» WHAT IS ASKED:
Check each line of the material. Copy those containing "setting".

» INPUT DATA:
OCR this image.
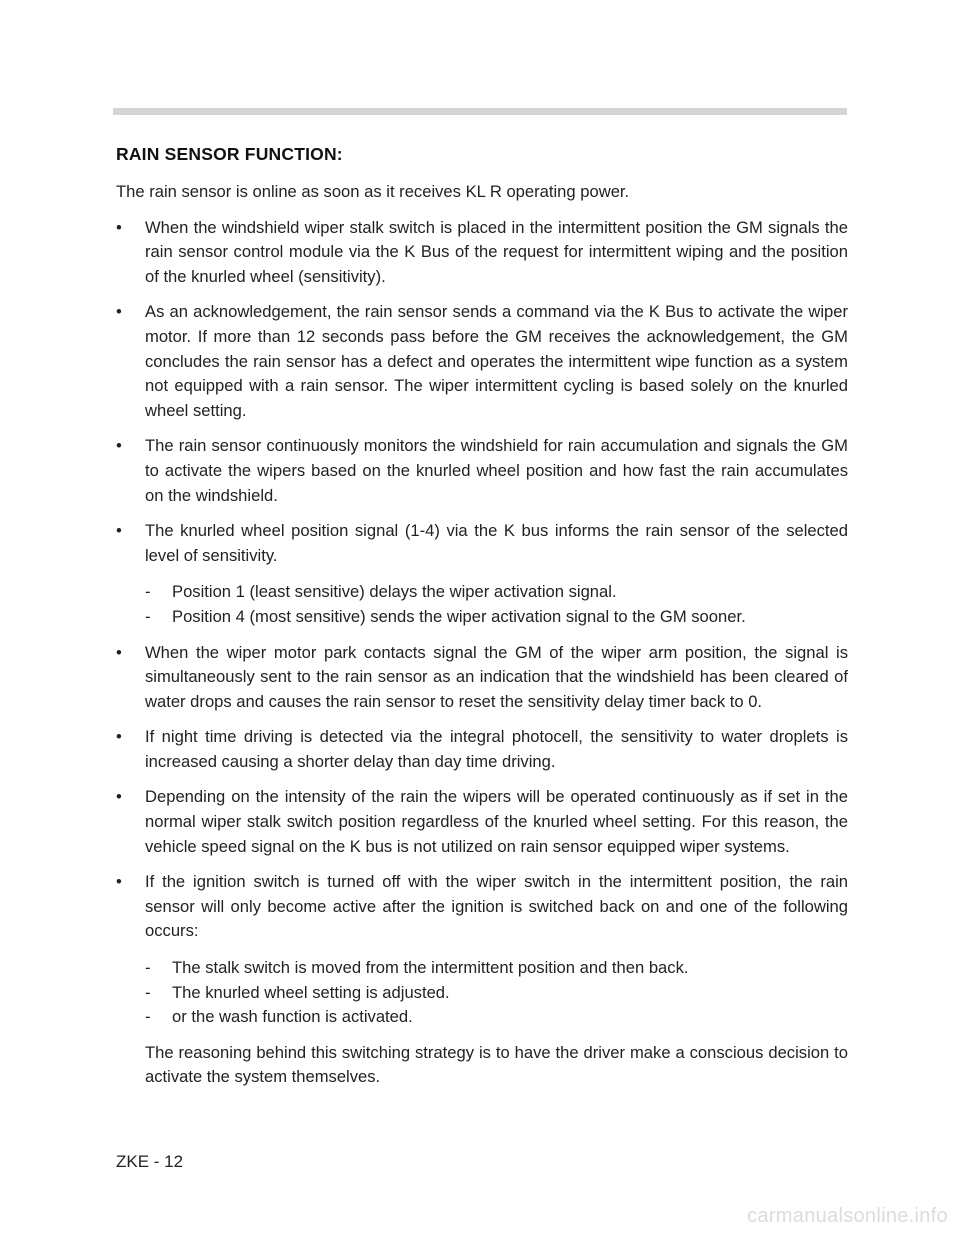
RAIN SENSOR FUNCTION:

The rain sensor is online as soon as it receives KL R operating power.

•	When the windshield wiper stalk switch is placed in the intermittent position the GM signals the rain sensor control module via the K Bus of the request for intermittent wiping and the position of the knurled wheel (sensitivity).
•	As an acknowledgement, the rain sensor sends a command via the K Bus to activate the wiper motor. If more than 12 seconds pass before the GM receives the acknowledgement, the GM concludes the rain sensor has a defect and operates the intermittent wipe function as a system not equipped with a rain sensor. The wiper intermittent cycling is based solely on the knurled wheel setting.
•	The rain sensor continuously monitors the windshield for rain accumulation and signals the GM to activate the wipers based on the knurled wheel position and how fast the rain accumulates on the windshield.
•	The knurled wheel position signal (1-4) via the K bus informs the rain sensor of the selected level of sensitivity.
- Position 1 (least sensitive) delays the wiper activation signal.
- Position 4 (most sensitive) sends the wiper activation signal to the GM sooner.
•	When the wiper motor park contacts signal the GM of the wiper arm position, the signal is simultaneously sent to the rain sensor as an indication that the windshield has been cleared of water drops and causes the rain sensor to reset the sensitivity delay timer back to 0.
•	If night time driving is detected via the integral photocell, the sensitivity to water droplets is increased causing a shorter delay than day time driving.
•	Depending on the intensity of the rain the wipers will be operated continuously as if set in the normal wiper stalk switch position regardless of the knurled wheel setting. For this reason, the vehicle speed signal on the K bus is not utilized on rain sensor equipped wiper systems.
•	If the ignition switch is turned off with the wiper switch in the intermittent position, the rain sensor will only become active after the ignition is switched back on and one of the following occurs:
- The stalk switch is moved from the intermittent position and then back.
- The knurled wheel setting is adjusted.
- or the wash function is activated.

The reasoning behind this switching strategy is to have the driver make a conscious decision to activate the system themselves.

ZKE - 12
carmanualsonline.info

» PROBLEM SOLUTION:
•	As an acknowledgement, the rain sensor sends a command via the K Bus to activate the wiper motor. If more than 12 seconds pass before the GM receives the acknowledgement, the GM concludes the rain sensor has a defect and operates the intermittent wipe function as a system not equipped with a rain sensor. The wiper intermittent cycling is based solely on the knurled wheel setting.
•	Depending on the intensity of the rain the wipers will be operated continuously as if set in the normal wiper stalk switch position regardless of the knurled wheel setting. For this reason, the vehicle speed signal on the K bus is not utilized on rain sensor equipped wiper systems.
- The knurled wheel setting is adjusted.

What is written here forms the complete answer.